- **TEKS DOKUMEN**:
Harga Tiket Mahal, Negara Berdagang dengan Rakyat?
![]() |
🖤 Admin MKM |
Transportasi pada saat mudik sangat dibutuhkan umat. Oleh karena itu, negara berkewajiban menyediakan sarana transportasi yang harganya murah, aman, nyaman, dan berkualitas. Penyediaan fasilitas transportasi ini akan diberikan oleh negara sebagai ri'ayah (pengurusan rakyat oleh penguasa). Setiap warga negara harus memahami peran negara sebagai pelaksana ri'ayah ini agar tidak diam ketika hak-haknya dilalaikan oleh penguasa.
OPINI
Oleh Hasni Surahman, S.Tr Pi
MKM, OPINI_Memasuki minggu kedua bulan Ramadan, masyarakat yang dipisahkan oleh jarak dan waktu dari sanak saudara dan jauh di perantauan, memanfaatkan waktu libur Lebaran untuk segera kembali ke kampung halaman. Namun naas, riang gembira mudik ini dihalangi oleh harga tiket yang melangit.
Tujuh maskapai RI (PT Garuda Indonesia (Persero) Tbk, PT Citilink Indonesia, PT Sriwijaya Air, PT Nam Air, PT Batik Air, PT Lion Mentari, dan PT Wings Abadi), mendapatkan himbauan tegas agar tidak menaikan harga tiket pesawat pada mudik Lebaran 2024.

(Daftar Data)
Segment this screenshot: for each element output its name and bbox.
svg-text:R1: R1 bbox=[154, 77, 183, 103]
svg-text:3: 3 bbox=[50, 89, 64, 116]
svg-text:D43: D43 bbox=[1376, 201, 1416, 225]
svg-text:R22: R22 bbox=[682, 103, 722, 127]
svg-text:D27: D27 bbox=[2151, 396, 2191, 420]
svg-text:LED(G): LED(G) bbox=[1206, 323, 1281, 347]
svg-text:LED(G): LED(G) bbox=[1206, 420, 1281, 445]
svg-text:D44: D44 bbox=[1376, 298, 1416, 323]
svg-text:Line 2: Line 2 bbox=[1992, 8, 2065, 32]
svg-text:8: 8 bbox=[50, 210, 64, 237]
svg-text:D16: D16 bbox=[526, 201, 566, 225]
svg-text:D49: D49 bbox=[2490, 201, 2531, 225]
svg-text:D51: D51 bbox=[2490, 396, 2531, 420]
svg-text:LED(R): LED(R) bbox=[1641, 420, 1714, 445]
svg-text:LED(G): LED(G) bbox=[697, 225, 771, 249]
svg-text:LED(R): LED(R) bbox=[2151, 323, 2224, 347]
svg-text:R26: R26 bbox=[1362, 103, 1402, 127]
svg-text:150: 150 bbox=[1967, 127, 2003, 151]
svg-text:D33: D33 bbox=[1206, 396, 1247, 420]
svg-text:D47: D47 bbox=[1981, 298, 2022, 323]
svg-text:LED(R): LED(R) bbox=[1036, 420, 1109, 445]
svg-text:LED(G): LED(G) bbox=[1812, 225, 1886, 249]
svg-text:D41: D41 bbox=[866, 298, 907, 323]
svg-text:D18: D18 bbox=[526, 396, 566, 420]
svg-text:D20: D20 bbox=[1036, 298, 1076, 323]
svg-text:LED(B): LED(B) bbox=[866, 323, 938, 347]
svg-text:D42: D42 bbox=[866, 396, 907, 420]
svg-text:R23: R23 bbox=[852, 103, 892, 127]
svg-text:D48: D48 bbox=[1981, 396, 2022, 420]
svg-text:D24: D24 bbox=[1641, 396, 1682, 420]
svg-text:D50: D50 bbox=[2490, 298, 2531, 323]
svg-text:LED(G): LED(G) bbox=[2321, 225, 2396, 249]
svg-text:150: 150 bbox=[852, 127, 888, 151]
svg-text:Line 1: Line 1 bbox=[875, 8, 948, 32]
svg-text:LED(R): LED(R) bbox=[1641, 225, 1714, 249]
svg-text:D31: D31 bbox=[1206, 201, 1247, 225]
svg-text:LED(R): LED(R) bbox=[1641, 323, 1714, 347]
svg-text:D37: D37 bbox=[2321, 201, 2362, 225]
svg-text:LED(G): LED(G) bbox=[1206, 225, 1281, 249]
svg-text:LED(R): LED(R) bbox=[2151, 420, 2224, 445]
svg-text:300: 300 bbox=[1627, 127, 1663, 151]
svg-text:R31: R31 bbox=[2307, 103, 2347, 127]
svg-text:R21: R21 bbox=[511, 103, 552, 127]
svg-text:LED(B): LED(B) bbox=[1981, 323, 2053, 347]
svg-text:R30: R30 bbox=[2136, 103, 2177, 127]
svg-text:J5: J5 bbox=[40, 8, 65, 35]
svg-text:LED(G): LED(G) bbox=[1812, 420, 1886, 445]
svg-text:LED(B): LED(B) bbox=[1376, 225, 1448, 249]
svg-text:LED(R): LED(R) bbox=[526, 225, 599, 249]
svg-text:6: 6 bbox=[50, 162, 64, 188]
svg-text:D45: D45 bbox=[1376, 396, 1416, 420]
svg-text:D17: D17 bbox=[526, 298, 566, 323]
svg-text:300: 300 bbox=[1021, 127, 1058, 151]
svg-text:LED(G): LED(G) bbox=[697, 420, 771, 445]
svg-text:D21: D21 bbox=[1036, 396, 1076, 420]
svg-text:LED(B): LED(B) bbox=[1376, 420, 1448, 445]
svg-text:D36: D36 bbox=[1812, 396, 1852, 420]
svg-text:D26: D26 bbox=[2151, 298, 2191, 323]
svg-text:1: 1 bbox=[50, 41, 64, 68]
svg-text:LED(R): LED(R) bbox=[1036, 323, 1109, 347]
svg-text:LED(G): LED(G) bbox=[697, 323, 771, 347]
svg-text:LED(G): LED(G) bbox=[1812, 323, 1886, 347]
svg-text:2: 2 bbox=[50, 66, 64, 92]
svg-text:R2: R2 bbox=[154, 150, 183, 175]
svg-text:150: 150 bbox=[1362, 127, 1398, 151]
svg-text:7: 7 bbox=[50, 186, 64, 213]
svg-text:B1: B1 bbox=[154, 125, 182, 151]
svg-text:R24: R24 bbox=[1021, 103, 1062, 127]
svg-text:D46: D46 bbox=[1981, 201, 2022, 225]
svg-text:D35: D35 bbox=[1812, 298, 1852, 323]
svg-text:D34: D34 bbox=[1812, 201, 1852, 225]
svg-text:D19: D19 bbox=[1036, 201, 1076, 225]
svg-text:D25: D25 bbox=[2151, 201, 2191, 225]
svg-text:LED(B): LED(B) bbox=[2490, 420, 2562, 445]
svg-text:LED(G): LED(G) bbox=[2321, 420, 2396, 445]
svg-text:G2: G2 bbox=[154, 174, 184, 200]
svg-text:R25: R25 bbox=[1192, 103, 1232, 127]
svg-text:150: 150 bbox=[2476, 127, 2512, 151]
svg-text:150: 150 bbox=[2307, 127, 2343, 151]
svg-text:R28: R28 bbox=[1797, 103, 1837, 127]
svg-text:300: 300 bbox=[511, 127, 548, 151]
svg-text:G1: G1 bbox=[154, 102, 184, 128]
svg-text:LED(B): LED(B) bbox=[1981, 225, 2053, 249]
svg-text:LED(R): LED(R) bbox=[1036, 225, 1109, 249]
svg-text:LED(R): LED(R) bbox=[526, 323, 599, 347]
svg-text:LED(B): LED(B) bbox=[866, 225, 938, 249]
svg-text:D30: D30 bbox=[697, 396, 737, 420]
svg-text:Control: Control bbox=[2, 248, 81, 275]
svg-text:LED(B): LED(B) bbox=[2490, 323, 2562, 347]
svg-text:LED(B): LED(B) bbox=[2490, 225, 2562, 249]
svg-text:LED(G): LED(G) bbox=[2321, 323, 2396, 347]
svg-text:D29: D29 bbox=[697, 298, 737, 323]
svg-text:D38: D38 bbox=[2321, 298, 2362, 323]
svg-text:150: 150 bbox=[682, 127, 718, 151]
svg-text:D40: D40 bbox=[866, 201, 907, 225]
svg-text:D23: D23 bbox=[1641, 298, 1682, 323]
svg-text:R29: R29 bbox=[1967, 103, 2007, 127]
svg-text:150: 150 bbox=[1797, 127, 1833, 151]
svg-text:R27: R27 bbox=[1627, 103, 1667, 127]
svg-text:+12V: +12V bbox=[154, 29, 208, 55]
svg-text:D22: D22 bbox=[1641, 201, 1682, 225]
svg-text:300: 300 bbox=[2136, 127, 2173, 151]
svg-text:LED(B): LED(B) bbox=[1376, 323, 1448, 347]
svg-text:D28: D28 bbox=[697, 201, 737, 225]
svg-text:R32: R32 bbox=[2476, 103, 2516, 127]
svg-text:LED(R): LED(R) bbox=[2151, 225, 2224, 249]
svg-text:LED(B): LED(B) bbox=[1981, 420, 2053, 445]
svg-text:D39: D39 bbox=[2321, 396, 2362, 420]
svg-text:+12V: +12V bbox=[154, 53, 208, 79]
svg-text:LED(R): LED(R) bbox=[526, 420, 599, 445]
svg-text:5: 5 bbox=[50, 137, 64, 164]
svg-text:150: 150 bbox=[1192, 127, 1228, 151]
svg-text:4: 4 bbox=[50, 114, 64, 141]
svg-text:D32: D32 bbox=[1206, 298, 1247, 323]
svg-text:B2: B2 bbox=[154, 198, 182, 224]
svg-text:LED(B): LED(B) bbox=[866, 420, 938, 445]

- **KETENTUAN TUGAS**:
1. Jawablah pertanyaan berikut berdasarkan teks opini tentang harga tiket mudik.
(a) Apa arti ri'ayah menurut teks?
(b) Berapa jumlah maskapai RI yang mendapat himbauan agar tidak menaikkan harga tiket pesawat?
(c) Siapa penulis opini tersebut?
2. Tulis ulang bagian teks opini tentang harga tiket mudik yang dimulai dengan "Tujuh maskapai RI" dan berlanjut hingga "mudik Lebaran 2024.". Ganti "tegas" dengan "keras".
3. Tuliskan lanjutan teks opini tentang harga tiket mudik Lebaran setelah kalimat terakhirnya.
Rekaman data di atas tidak diperlukan.

- **JAWABAN LATIHAN**:
1.
(a) Pengurusan rakyat oleh penguasa.
(b) Tujuh maskapai.
(c) Hasni Surahman, S.Tr Pi.

2.
Tujuh maskapai RI (PT Garuda Indonesia (Persero) Tbk, PT Citilink Indonesia, PT Sriwijaya Air, PT Nam Air, PT Batik Air, PT Lion Mentari, dan PT Wings Abadi), mendapatkan himbauan keras agar tidak menaikan harga tiket pesawat pada mudik Lebaran 2024.

3.
Franshurullah Asa selaku Ketua Komisi Pengawas Persaingan Usaha (KPPU) meminta maskapai untuk melapor sebelum pemutusan kenaikan harga tiket pada masyarakat. Hal ini mengacu pada Putusan Kasasi Mahkamah Agung Nomor 1811 K/Pdt.Sus-KPPU/2022 pada 2023. Putusan KPPU ini diharapkan dipatuhi oleh maskapai penerbangan
(Bisnis.com 16/3/2024).
Transportasi pada saat mudik sangat dibutuhkan umat. Oleh karena itu, negara berkewajiban menyediakan sarana transportasi yang harganya murah, aman, nyaman, dan berkualitas. Penyediaan fasilitas transportasi ini akan diberikan oleh negara sebagai ri'ayah (pengurusan rakyat oleh penguasa). Setiap warga negara harus memahami peran negara sebagai pelaksana ri'ayah ini agar tidak diam ketika hak-haknya dilalaikan oleh penguasa.
Pola pikir untung rugi yang digaungkan oleh kapitalis ini telah meracuni sendi-sendi kehidupan di negeri ini. Walhasil, perusahaan penerbangan mengalihfungsikan layanannya sebagai bisnis.
Pernyataan ini selaras dengan prinsip reinverting government (mewirausahakan birokrasi) dimana pemerintah berperan sebagai pedagang. Fenomena ini merupakan buah pengelolaan kekuasaan dan wewenang negara yang dilandaskan pada paradigma sekuler (good governance, reinventing government, atau new public management).
Konsep di atas bermuara pada paham yang sama, yaitu kapitalisme. Walhasil, ada beberapa komoditas yang dikomersilkan.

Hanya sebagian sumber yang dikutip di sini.